Data rows:
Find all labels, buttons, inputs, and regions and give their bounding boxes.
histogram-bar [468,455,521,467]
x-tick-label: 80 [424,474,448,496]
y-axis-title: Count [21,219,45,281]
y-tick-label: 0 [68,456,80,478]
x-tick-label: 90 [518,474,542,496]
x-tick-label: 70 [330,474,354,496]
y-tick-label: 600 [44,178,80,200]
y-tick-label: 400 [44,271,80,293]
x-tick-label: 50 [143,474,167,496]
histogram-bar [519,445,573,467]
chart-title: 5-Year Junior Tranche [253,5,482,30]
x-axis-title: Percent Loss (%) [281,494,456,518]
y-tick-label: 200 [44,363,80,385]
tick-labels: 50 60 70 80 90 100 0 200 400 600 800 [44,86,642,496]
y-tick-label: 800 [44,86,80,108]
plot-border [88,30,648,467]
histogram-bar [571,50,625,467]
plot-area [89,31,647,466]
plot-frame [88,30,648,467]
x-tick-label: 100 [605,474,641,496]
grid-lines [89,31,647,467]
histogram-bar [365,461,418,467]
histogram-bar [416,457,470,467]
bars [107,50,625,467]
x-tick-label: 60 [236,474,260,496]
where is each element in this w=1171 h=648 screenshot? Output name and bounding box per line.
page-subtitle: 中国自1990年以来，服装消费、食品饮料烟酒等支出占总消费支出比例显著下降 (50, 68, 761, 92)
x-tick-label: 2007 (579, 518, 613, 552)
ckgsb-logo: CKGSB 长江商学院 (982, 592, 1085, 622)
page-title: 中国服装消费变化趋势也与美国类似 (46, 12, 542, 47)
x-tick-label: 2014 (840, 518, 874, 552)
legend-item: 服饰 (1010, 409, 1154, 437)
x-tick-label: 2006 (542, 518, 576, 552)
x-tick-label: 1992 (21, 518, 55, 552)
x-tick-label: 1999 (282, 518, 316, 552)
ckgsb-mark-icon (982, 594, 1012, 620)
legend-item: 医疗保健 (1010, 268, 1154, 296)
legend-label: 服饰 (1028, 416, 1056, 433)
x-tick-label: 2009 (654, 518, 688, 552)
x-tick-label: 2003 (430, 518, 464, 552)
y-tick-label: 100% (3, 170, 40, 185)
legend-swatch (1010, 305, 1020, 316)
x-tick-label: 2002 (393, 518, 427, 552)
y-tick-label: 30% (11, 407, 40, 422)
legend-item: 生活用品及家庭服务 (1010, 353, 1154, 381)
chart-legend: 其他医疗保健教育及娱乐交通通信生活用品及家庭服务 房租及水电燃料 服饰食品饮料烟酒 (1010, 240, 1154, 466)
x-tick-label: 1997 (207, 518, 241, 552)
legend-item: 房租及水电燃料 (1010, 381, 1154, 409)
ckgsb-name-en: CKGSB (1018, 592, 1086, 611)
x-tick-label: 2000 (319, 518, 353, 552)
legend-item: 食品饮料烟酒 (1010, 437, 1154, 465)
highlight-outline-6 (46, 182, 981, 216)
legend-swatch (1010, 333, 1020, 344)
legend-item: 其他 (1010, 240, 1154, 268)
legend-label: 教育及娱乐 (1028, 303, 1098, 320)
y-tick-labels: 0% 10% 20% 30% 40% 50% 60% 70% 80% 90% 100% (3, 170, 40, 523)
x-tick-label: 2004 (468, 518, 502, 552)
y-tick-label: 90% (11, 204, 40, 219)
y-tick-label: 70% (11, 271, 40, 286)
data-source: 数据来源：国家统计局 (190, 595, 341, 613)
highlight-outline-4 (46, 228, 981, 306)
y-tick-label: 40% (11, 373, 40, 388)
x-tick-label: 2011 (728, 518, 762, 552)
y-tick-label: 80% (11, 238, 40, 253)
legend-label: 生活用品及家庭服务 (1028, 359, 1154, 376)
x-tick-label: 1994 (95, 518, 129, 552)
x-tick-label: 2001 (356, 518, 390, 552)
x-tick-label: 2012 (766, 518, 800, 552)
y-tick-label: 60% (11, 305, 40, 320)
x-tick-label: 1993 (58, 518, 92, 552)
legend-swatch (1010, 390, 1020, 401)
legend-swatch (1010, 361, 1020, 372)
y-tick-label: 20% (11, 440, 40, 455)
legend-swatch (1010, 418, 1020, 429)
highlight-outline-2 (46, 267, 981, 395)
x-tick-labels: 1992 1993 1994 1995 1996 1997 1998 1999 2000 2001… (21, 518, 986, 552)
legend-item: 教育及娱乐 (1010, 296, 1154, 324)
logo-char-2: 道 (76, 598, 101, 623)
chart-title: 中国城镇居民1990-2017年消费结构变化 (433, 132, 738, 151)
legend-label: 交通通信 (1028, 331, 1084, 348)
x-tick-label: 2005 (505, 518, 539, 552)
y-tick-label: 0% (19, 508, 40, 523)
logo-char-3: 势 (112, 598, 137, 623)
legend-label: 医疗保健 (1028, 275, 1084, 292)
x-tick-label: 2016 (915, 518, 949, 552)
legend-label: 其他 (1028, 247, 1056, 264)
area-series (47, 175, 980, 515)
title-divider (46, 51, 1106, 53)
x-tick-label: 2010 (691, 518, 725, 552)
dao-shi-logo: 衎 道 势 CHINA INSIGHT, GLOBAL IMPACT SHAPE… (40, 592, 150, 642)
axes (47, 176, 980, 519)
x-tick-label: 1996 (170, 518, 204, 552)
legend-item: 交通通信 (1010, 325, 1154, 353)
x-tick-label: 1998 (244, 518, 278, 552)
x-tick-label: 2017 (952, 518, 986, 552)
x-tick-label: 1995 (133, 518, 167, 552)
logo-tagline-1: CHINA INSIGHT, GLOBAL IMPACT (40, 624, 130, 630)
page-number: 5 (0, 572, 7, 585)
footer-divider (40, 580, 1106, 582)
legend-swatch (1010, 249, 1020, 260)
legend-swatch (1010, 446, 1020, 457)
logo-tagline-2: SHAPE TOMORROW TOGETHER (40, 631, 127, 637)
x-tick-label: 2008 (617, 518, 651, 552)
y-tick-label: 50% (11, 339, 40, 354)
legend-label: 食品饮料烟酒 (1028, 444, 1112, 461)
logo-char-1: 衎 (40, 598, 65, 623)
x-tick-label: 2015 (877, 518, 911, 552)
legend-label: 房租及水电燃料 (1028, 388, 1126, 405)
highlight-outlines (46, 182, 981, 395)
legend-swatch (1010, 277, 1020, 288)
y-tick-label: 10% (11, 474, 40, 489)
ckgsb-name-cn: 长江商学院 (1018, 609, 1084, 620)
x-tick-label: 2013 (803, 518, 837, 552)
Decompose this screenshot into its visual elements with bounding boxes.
==
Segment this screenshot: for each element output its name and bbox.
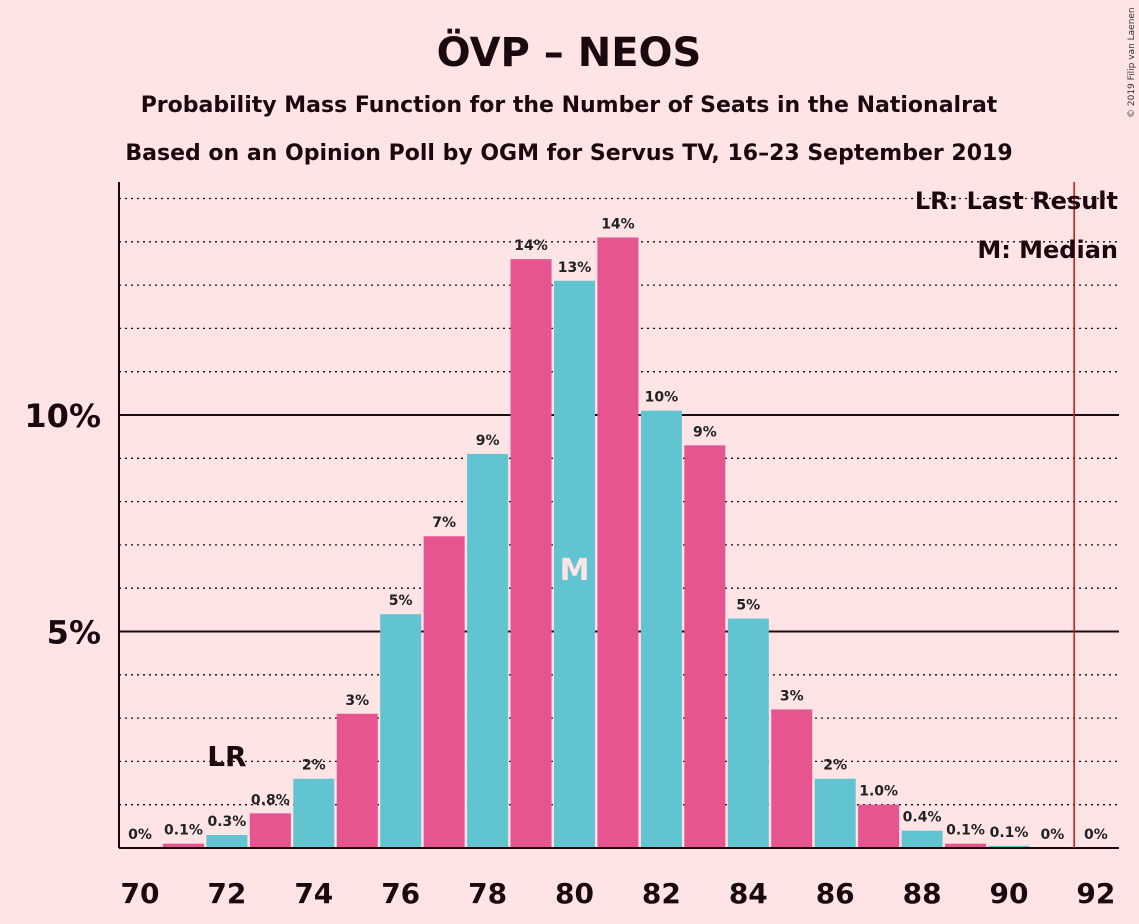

Challenge: Arrange the records between the lines holding "Find all labels, buttons, inputs, and" and "x-tick-label: 60 [236,474,260,496]", inclusive, as a two-column CSV with the columns input and output. Give one row per record, with its text under input and its answer under output, each in a single quoted field and with line breaks replaced by spaces.

Answer to this exercise:
input,output
"Find all labels, buttons, inputs, and regions and give their bounding boxes.","histogram-bar [468,455,521,467] x-tick-label: 80 [424,474,448,496] y-axis-title: Count [21,219,45,281] y-tick-label: 0 [68,456,80,478] x-tick-label: 90 [518,474,542,496] x-tick-label: 70 [330,474,354,496] y-tick-label: 600 [44,178,80,200] y-tick-label: 400 [44,271,80,293] x-tick-label: 50 [143,474,167,496] histogram-bar [519,445,573,467] chart-title: 5-Year Junior Tranche [253,5,482,30] x-axis-title: Percent Loss (%) [281,494,456,518] y-tick-label: 200 [44,363,80,385] tick-labels: 50 60 70 80 90 100 0 200 400 600 800 [44,86,642,496] y-tick-label: 800 [44,86,80,108] plot-border [88,30,648,467] histogram-bar [571,50,625,467] plot-area [89,31,647,466] plot-frame [88,30,648,467] x-tick-label: 100 [605,474,641,496] grid-lines [89,31,647,467] histogram-bar [365,461,418,467] histogram-bar [416,457,470,467] bars [107,50,625,467] x-tick-label: 60 [236,474,260,496]"